— Problem description —
Answer with one number: the count of lines in the listing below that hold the word "marker".

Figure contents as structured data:
⟨

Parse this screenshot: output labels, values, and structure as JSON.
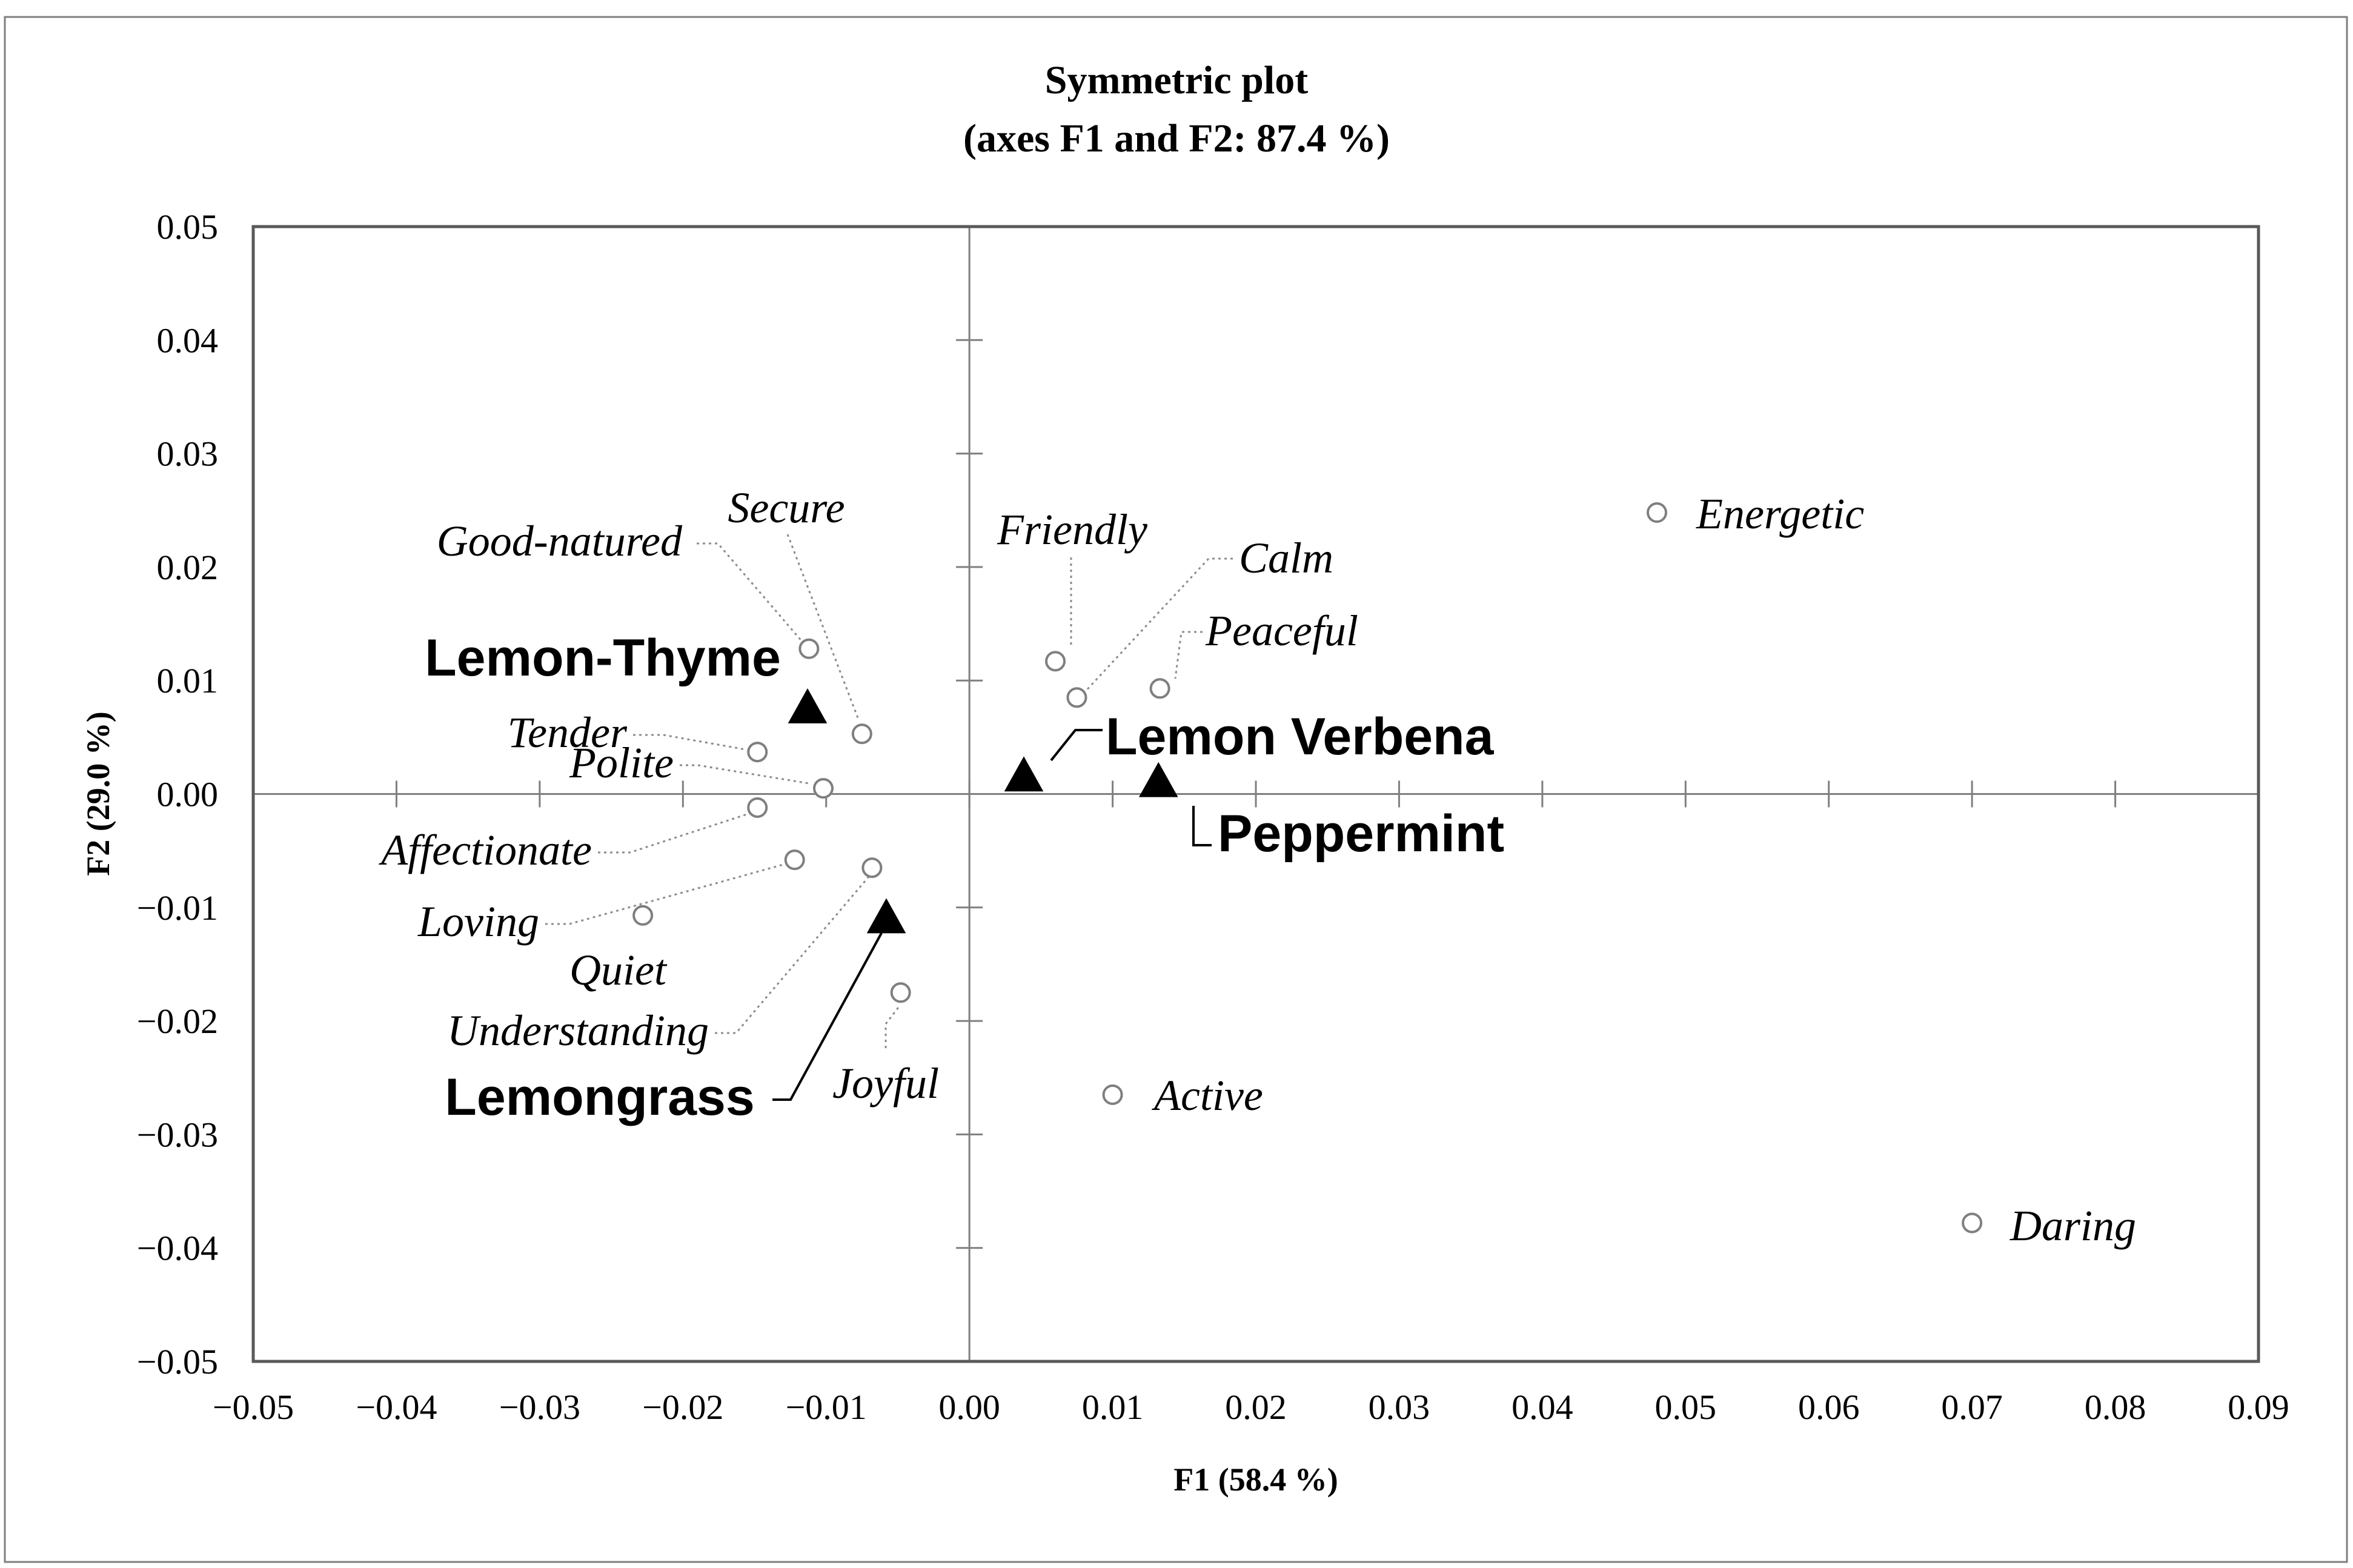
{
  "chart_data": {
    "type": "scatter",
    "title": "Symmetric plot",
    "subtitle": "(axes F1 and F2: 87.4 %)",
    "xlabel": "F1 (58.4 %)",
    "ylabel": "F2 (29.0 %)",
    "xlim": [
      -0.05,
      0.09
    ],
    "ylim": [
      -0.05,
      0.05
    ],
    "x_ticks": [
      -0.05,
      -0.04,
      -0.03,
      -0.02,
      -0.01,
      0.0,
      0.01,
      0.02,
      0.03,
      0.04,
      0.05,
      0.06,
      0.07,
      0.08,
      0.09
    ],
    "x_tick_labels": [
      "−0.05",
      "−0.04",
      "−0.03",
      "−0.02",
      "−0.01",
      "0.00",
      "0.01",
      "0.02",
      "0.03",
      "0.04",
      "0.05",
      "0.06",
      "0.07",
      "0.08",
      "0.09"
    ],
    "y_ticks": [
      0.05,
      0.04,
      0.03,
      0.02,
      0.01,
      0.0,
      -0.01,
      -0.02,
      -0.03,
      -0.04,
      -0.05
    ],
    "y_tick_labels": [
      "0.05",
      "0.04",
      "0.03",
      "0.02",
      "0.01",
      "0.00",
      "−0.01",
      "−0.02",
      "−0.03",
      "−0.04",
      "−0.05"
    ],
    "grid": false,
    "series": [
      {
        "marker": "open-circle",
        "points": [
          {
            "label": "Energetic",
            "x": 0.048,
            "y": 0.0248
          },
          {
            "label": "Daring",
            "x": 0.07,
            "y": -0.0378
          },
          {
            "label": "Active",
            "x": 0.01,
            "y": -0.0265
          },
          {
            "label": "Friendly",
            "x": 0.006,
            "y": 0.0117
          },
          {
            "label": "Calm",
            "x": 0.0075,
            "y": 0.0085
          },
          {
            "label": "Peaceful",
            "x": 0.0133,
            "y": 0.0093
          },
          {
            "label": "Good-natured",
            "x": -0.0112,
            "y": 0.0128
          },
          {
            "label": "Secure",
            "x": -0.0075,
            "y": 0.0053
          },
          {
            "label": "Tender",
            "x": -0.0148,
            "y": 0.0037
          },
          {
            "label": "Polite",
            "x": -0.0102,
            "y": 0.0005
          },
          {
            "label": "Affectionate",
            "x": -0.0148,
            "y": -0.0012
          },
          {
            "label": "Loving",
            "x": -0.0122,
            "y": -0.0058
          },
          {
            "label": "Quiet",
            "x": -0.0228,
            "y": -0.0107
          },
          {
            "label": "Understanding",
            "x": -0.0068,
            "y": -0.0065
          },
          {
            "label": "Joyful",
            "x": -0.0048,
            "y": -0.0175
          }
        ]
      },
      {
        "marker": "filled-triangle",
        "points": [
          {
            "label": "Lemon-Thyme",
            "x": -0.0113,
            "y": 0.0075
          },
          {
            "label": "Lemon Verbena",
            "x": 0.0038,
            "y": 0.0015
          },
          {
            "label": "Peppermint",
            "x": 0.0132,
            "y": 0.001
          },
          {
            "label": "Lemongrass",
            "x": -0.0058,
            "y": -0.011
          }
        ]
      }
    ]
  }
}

⟩

— Response to the task —
2